Task goal: Check each line of the data for "image" and select those that have it.
--- Start Data supplied ---
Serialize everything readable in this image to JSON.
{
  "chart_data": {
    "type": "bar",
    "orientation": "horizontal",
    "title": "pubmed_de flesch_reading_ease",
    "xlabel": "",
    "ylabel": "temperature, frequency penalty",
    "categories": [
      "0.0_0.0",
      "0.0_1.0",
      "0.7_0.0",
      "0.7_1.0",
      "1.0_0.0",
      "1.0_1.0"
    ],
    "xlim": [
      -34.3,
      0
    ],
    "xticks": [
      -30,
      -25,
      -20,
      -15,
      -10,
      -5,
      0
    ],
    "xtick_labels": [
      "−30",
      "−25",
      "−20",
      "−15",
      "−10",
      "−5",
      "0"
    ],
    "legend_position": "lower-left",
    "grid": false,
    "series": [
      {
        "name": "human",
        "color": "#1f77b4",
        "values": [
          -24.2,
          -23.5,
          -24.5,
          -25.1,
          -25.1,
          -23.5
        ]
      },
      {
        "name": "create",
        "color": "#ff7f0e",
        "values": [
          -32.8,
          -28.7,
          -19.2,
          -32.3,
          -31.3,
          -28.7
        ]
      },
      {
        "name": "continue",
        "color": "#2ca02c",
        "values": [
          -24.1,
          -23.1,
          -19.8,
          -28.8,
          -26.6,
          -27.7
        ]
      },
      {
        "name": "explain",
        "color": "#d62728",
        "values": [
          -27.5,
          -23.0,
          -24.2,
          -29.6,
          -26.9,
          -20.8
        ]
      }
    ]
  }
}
--- End Data supplied ---
--- Start Data supplied ---
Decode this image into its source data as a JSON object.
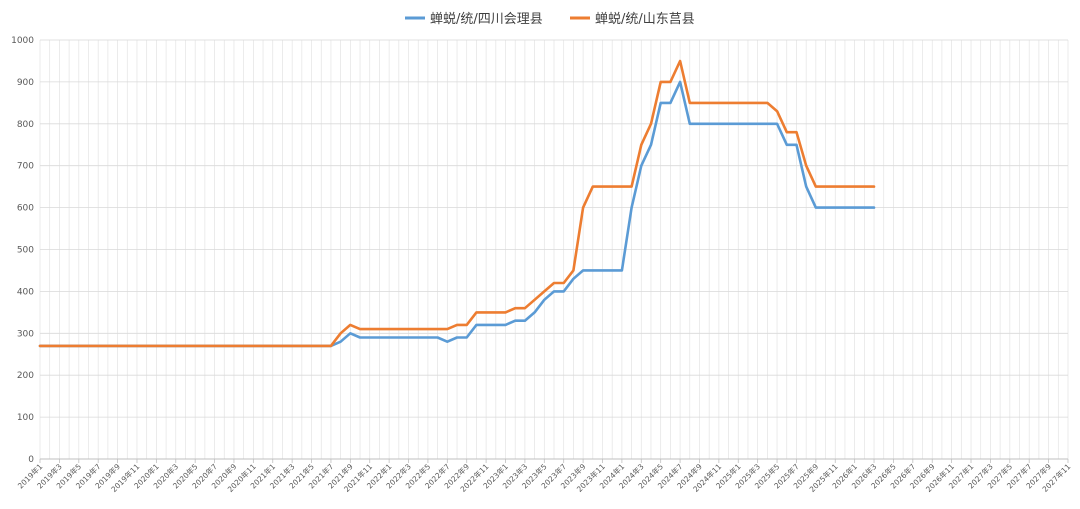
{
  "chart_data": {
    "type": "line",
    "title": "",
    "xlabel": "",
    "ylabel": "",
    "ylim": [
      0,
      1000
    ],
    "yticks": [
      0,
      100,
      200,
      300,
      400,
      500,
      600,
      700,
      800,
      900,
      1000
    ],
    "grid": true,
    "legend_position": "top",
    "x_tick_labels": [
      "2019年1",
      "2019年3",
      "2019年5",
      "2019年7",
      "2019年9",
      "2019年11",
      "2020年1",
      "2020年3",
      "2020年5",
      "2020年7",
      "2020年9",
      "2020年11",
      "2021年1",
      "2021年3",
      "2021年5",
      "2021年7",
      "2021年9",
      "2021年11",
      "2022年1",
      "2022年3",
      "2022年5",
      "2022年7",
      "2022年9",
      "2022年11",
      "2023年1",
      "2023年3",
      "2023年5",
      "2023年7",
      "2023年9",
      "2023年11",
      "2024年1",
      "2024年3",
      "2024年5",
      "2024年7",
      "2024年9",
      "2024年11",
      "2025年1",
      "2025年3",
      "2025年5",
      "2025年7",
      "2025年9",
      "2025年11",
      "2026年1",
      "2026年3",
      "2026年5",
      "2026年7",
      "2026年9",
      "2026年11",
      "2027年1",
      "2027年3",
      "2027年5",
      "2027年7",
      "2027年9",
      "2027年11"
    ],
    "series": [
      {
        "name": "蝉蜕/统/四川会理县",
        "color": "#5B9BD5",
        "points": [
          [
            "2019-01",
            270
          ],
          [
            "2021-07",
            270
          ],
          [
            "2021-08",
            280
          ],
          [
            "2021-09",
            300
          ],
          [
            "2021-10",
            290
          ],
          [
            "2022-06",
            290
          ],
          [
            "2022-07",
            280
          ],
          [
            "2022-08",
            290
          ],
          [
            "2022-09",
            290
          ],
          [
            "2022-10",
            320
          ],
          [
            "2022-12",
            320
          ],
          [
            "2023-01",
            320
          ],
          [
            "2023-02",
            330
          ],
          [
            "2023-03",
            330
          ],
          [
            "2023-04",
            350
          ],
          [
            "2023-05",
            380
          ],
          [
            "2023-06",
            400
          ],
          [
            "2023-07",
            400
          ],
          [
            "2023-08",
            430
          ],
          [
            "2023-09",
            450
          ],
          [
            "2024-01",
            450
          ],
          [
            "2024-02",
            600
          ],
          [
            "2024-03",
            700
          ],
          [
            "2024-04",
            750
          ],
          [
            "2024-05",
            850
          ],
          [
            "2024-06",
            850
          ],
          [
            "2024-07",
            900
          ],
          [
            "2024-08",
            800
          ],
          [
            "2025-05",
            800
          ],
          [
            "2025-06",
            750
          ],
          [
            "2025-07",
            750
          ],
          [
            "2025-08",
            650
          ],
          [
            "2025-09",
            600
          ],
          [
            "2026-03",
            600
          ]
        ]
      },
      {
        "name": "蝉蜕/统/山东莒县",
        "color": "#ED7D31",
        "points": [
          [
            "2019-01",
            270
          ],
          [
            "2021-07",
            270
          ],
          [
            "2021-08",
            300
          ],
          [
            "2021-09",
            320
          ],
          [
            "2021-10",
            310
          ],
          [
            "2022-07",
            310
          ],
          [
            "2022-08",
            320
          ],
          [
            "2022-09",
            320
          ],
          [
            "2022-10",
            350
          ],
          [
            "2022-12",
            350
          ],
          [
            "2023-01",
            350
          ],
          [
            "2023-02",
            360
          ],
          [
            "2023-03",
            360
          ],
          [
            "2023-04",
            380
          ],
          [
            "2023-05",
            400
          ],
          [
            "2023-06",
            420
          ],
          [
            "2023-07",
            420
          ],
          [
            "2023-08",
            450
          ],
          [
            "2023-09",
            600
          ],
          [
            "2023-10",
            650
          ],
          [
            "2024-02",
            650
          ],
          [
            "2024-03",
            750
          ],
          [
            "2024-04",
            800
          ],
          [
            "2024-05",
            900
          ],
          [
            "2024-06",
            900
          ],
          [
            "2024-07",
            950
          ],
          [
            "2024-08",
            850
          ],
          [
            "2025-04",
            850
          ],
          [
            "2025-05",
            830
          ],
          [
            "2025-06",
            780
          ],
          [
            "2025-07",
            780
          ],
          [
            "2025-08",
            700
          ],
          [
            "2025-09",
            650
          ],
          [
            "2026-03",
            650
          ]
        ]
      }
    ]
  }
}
--- End Data supplied ---
Written response:
Serialize everything readable in this image to JSON.
Decode this image into its source data as a JSON object.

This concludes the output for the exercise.